What the task asks:
Pull every "goods" line out of the data below.
--- Dataset excerpts ---
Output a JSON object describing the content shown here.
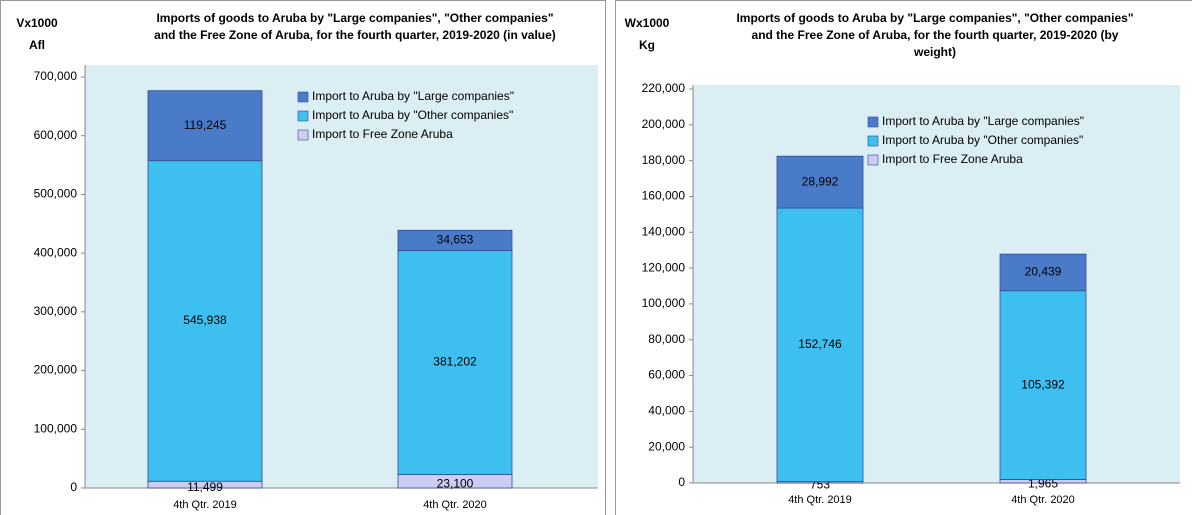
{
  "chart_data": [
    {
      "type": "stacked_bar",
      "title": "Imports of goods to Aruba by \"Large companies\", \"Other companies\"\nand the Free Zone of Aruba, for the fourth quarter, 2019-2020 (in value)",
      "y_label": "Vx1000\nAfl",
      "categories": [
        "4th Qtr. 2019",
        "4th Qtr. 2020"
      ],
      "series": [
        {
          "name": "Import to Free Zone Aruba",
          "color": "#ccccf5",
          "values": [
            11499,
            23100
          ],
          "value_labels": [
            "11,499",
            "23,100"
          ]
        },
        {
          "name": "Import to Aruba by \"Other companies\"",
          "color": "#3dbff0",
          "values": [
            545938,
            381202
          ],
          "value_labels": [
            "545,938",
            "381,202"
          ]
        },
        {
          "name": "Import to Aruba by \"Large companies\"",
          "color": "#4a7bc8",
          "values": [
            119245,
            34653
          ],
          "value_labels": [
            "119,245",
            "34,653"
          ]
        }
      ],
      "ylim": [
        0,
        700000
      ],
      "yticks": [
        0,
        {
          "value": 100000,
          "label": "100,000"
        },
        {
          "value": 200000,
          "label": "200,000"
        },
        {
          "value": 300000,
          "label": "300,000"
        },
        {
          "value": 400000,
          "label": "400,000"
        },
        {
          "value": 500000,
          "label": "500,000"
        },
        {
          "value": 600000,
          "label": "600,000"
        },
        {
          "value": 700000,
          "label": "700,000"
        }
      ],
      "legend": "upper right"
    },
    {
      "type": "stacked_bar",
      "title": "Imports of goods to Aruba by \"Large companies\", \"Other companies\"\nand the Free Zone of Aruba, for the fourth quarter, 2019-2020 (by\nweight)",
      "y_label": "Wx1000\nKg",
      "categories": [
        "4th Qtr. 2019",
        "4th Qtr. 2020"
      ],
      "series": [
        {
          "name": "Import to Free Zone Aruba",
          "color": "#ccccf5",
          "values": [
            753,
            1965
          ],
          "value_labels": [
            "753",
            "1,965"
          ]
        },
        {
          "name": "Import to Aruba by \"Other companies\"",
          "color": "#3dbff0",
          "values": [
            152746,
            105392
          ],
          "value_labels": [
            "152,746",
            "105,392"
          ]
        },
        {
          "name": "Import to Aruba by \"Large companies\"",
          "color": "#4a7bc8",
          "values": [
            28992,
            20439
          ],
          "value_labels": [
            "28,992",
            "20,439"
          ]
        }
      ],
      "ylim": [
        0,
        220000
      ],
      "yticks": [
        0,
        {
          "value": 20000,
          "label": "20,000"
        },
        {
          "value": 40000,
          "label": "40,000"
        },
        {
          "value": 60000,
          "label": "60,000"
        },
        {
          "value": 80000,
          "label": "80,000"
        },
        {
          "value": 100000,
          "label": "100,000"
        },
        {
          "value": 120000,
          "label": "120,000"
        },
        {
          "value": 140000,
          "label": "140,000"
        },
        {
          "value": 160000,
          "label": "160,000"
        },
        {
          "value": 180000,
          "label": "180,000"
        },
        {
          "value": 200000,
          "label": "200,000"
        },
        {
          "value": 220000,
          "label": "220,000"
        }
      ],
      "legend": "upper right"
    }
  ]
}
---
--- Dataset excerpts ---
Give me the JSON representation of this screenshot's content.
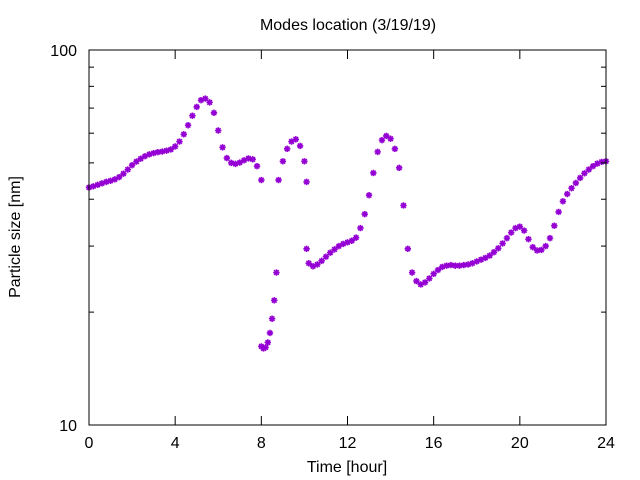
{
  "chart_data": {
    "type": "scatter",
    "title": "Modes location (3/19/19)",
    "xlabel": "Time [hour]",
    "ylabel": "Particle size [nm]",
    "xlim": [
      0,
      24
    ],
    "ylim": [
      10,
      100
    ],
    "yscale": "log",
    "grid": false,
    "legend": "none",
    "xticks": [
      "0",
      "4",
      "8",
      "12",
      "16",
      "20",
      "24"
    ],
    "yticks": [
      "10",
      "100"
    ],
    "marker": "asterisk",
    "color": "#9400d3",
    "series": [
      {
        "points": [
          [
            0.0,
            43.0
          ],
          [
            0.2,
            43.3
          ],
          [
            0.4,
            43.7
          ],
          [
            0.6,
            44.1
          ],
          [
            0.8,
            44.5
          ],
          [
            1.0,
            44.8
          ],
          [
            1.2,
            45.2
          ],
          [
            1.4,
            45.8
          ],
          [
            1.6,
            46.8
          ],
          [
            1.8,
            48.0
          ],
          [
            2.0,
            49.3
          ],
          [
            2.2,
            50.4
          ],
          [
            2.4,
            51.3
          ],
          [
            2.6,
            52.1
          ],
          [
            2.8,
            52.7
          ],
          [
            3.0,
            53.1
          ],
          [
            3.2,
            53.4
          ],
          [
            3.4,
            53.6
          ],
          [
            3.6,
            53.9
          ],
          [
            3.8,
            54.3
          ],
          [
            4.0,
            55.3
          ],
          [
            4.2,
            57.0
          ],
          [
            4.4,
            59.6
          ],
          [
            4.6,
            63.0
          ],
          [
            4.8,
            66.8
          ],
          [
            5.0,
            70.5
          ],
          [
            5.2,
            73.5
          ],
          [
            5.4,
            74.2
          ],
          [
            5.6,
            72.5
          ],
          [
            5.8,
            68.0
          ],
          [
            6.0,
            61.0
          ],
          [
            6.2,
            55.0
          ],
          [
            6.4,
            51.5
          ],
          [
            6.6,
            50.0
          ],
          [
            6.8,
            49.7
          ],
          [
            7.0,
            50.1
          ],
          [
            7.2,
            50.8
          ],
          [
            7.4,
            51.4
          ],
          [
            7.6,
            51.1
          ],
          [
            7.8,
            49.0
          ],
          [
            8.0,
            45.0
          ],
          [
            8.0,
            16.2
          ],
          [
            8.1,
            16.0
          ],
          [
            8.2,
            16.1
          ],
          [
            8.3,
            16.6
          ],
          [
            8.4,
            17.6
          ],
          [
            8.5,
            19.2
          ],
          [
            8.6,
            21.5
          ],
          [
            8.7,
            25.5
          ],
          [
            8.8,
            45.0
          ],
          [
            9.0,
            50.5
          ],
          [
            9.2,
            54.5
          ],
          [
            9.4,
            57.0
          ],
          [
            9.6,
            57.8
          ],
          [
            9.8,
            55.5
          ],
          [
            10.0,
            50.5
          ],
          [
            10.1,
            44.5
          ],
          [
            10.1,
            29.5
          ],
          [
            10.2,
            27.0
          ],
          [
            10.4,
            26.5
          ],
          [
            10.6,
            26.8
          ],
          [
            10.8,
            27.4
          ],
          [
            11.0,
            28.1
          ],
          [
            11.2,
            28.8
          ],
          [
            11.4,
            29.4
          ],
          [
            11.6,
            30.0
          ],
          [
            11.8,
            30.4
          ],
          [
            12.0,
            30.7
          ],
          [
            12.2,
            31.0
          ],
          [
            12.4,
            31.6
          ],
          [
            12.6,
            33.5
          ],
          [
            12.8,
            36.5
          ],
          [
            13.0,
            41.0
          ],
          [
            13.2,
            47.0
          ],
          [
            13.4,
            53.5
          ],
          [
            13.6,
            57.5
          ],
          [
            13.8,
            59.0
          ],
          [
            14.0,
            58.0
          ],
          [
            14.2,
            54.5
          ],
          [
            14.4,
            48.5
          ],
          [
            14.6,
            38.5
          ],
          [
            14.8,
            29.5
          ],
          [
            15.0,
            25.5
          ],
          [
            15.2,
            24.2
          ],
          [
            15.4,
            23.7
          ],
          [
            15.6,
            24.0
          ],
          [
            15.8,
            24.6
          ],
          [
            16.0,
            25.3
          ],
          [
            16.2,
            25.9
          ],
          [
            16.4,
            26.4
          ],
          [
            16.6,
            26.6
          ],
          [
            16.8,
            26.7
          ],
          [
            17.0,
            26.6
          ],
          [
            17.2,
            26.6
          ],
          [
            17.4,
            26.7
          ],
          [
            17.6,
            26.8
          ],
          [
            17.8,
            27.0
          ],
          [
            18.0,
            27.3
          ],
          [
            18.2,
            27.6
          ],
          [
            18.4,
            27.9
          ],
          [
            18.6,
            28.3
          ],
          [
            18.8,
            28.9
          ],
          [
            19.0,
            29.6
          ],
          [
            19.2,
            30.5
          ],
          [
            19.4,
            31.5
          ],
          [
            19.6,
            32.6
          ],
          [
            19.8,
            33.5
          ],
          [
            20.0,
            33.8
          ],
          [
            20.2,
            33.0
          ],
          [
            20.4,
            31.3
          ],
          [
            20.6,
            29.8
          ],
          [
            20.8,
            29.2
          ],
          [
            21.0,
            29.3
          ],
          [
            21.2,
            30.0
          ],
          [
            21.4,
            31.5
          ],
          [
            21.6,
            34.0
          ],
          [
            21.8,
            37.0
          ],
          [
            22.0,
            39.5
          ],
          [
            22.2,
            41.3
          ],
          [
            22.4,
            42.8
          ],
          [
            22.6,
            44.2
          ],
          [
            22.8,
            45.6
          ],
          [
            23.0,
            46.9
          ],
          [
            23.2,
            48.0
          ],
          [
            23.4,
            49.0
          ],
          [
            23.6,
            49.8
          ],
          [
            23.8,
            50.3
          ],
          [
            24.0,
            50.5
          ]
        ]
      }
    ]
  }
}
---
Completed exercise:
      "title": "Imports of goods to Aruba by \"Large companies\", \"Other companies\"\nand the Free Zone of Aruba, for the fourth quarter, 2019-2020 (in value)",
      "title": "Imports of goods to Aruba by \"Large companies\", \"Other companies\"\nand the Free Zone of Aruba, for the fourth quarter, 2019-2020 (by\nweight)",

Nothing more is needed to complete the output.